Data entries:
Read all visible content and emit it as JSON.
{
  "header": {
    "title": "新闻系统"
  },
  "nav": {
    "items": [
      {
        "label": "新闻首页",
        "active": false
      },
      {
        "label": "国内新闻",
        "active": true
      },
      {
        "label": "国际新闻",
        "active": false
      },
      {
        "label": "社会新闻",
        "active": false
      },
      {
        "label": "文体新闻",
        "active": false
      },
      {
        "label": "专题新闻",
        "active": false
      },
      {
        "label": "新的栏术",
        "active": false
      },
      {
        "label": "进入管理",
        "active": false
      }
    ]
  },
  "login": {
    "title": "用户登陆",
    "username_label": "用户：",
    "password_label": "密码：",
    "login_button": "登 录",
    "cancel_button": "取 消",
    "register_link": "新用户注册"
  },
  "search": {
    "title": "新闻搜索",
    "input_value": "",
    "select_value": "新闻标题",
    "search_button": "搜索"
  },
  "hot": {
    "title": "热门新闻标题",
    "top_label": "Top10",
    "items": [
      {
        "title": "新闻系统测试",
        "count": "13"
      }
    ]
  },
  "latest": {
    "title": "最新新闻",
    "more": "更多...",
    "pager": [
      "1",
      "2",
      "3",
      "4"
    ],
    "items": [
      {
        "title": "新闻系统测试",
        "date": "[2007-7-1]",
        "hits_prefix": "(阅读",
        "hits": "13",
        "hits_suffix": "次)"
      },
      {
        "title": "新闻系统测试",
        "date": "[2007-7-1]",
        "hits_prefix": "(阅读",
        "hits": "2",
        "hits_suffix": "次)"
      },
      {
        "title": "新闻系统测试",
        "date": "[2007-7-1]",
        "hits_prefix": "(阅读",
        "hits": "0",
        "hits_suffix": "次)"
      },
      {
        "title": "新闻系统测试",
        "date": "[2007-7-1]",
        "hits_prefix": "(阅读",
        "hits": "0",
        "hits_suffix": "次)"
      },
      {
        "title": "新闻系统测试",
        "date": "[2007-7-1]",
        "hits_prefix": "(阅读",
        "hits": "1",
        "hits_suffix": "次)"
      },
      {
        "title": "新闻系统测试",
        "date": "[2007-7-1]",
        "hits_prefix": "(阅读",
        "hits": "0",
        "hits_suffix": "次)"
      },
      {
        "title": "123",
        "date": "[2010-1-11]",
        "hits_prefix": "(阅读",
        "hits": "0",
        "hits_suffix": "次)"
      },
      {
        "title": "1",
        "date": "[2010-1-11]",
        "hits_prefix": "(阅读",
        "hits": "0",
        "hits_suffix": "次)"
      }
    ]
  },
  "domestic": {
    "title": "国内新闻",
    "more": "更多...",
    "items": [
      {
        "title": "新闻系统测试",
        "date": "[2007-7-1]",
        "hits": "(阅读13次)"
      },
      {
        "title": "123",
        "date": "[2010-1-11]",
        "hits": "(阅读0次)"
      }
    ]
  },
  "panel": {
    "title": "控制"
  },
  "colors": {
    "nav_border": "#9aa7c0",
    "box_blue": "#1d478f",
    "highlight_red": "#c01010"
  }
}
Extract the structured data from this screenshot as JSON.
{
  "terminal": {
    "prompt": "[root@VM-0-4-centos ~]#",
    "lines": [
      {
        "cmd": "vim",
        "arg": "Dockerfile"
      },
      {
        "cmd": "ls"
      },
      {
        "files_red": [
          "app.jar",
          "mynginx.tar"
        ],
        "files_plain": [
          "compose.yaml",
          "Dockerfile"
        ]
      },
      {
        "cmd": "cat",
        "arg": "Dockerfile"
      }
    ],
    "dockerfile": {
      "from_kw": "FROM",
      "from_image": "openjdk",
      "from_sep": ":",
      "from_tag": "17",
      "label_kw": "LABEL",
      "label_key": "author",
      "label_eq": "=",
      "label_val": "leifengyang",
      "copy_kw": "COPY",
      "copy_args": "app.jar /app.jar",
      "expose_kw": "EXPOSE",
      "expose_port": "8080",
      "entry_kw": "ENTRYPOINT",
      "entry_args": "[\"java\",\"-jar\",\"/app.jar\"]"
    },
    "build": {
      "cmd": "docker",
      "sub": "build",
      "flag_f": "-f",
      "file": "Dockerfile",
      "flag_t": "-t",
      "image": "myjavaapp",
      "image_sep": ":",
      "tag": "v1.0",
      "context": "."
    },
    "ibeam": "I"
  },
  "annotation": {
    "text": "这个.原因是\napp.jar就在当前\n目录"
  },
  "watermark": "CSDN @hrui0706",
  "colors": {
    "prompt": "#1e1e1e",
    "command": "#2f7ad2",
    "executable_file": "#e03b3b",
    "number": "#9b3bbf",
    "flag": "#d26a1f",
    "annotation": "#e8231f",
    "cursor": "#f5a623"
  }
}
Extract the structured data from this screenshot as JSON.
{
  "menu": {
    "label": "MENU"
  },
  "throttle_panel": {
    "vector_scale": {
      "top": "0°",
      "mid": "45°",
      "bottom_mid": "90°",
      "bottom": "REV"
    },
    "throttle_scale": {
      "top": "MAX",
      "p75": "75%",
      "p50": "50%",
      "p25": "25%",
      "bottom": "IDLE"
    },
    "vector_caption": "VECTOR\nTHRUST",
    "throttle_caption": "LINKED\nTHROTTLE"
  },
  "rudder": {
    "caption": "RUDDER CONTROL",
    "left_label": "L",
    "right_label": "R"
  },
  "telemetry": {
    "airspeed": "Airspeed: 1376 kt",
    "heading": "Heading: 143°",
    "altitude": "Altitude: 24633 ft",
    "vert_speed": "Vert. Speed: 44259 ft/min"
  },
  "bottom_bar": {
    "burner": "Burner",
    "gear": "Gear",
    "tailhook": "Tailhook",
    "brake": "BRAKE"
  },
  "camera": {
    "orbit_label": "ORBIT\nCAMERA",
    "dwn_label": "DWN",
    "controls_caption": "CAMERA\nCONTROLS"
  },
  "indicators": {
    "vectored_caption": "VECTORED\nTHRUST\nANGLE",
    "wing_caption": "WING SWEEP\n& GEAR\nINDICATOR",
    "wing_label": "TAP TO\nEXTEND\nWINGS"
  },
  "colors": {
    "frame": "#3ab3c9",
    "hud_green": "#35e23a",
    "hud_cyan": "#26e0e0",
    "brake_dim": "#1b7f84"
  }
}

WHAT YOU SHOULD DO: Would you write down every record again, exactly?

EXERCISE SOLUTION:
Read all visible content and emit it as JSON.
{
  "header": {
    "title": "新闻系统"
  },
  "nav": {
    "items": [
      {
        "label": "新闻首页",
        "active": false
      },
      {
        "label": "国内新闻",
        "active": true
      },
      {
        "label": "国际新闻",
        "active": false
      },
      {
        "label": "社会新闻",
        "active": false
      },
      {
        "label": "文体新闻",
        "active": false
      },
      {
        "label": "专题新闻",
        "active": false
      },
      {
        "label": "新的栏术",
        "active": false
      },
      {
        "label": "进入管理",
        "active": false
      }
    ]
  },
  "login": {
    "title": "用户登陆",
    "username_label": "用户：",
    "password_label": "密码：",
    "login_button": "登 录",
    "cancel_button": "取 消",
    "register_link": "新用户注册"
  },
  "search": {
    "title": "新闻搜索",
    "input_value": "",
    "select_value": "新闻标题",
    "search_button": "搜索"
  },
  "hot": {
    "title": "热门新闻标题",
    "top_label": "Top10",
    "items": [
      {
        "title": "新闻系统测试",
        "count": "13"
      }
    ]
  },
  "latest": {
    "title": "最新新闻",
    "more": "更多...",
    "pager": [
      "1",
      "2",
      "3",
      "4"
    ],
    "items": [
      {
        "title": "新闻系统测试",
        "date": "[2007-7-1]",
        "hits_prefix": "(阅读",
        "hits": "13",
        "hits_suffix": "次)"
      },
      {
        "title": "新闻系统测试",
        "date": "[2007-7-1]",
        "hits_prefix": "(阅读",
        "hits": "2",
        "hits_suffix": "次)"
      },
      {
        "title": "新闻系统测试",
        "date": "[2007-7-1]",
        "hits_prefix": "(阅读",
        "hits": "0",
        "hits_suffix": "次)"
      },
      {
        "title": "新闻系统测试",
        "date": "[2007-7-1]",
        "hits_prefix": "(阅读",
        "hits": "0",
        "hits_suffix": "次)"
      },
      {
        "title": "新闻系统测试",
        "date": "[2007-7-1]",
        "hits_prefix": "(阅读",
        "hits": "1",
        "hits_suffix": "次)"
      },
      {
        "title": "新闻系统测试",
        "date": "[2007-7-1]",
        "hits_prefix": "(阅读",
        "hits": "0",
        "hits_suffix": "次)"
      },
      {
        "title": "123",
        "date": "[2010-1-11]",
        "hits_prefix": "(阅读",
        "hits": "0",
        "hits_suffix": "次)"
      },
      {
        "title": "1",
        "date": "[2010-1-11]",
        "hits_prefix": "(阅读",
        "hits": "0",
        "hits_suffix": "次)"
      }
    ]
  },
  "domestic": {
    "title": "国内新闻",
    "more": "更多...",
    "items": [
      {
        "title": "新闻系统测试",
        "date": "[2007-7-1]",
        "hits": "(阅读13次)"
      },
      {
        "title": "123",
        "date": "[2010-1-11]",
        "hits": "(阅读0次)"
      }
    ]
  },
  "panel": {
    "title": "控制"
  },
  "colors": {
    "nav_border": "#9aa7c0",
    "box_blue": "#1d478f",
    "highlight_red": "#c01010"
  }
}
Extract the structured data from this screenshot as JSON.
{
  "terminal": {
    "prompt": "[root@VM-0-4-centos ~]#",
    "lines": [
      {
        "cmd": "vim",
        "arg": "Dockerfile"
      },
      {
        "cmd": "ls"
      },
      {
        "files_red": [
          "app.jar",
          "mynginx.tar"
        ],
        "files_plain": [
          "compose.yaml",
          "Dockerfile"
        ]
      },
      {
        "cmd": "cat",
        "arg": "Dockerfile"
      }
    ],
    "dockerfile": {
      "from_kw": "FROM",
      "from_image": "openjdk",
      "from_sep": ":",
      "from_tag": "17",
      "label_kw": "LABEL",
      "label_key": "author",
      "label_eq": "=",
      "label_val": "leifengyang",
      "copy_kw": "COPY",
      "copy_args": "app.jar /app.jar",
      "expose_kw": "EXPOSE",
      "expose_port": "8080",
      "entry_kw": "ENTRYPOINT",
      "entry_args": "[\"java\",\"-jar\",\"/app.jar\"]"
    },
    "build": {
      "cmd": "docker",
      "sub": "build",
      "flag_f": "-f",
      "file": "Dockerfile",
      "flag_t": "-t",
      "image": "myjavaapp",
      "image_sep": ":",
      "tag": "v1.0",
      "context": "."
    },
    "ibeam": "I"
  },
  "annotation": {
    "text": "这个.原因是\napp.jar就在当前\n目录"
  },
  "watermark": "CSDN @hrui0706",
  "colors": {
    "prompt": "#1e1e1e",
    "command": "#2f7ad2",
    "executable_file": "#e03b3b",
    "number": "#9b3bbf",
    "flag": "#d26a1f",
    "annotation": "#e8231f",
    "cursor": "#f5a623"
  }
}
Extract the structured data from this screenshot as JSON.
{
  "menu": {
    "label": "MENU"
  },
  "throttle_panel": {
    "vector_scale": {
      "top": "0°",
      "mid": "45°",
      "bottom_mid": "90°",
      "bottom": "REV"
    },
    "throttle_scale": {
      "top": "MAX",
      "p75": "75%",
      "p50": "50%",
      "p25": "25%",
      "bottom": "IDLE"
    },
    "vector_caption": "VECTOR\nTHRUST",
    "throttle_caption": "LINKED\nTHROTTLE"
  },
  "rudder": {
    "caption": "RUDDER CONTROL",
    "left_label": "L",
    "right_label": "R"
  },
  "telemetry": {
    "airspeed": "Airspeed: 1376 kt",
    "heading": "Heading: 143°",
    "altitude": "Altitude: 24633 ft",
    "vert_speed": "Vert. Speed: 44259 ft/min"
  },
  "bottom_bar": {
    "burner": "Burner",
    "gear": "Gear",
    "tailhook": "Tailhook",
    "brake": "BRAKE"
  },
  "camera": {
    "orbit_label": "ORBIT\nCAMERA",
    "dwn_label": "DWN",
    "controls_caption": "CAMERA\nCONTROLS"
  },
  "indicators": {
    "vectored_caption": "VECTORED\nTHRUST\nANGLE",
    "wing_caption": "WING SWEEP\n& GEAR\nINDICATOR",
    "wing_label": "TAP TO\nEXTEND\nWINGS"
  },
  "colors": {
    "frame": "#3ab3c9",
    "hud_green": "#35e23a",
    "hud_cyan": "#26e0e0",
    "brake_dim": "#1b7f84"
  }
}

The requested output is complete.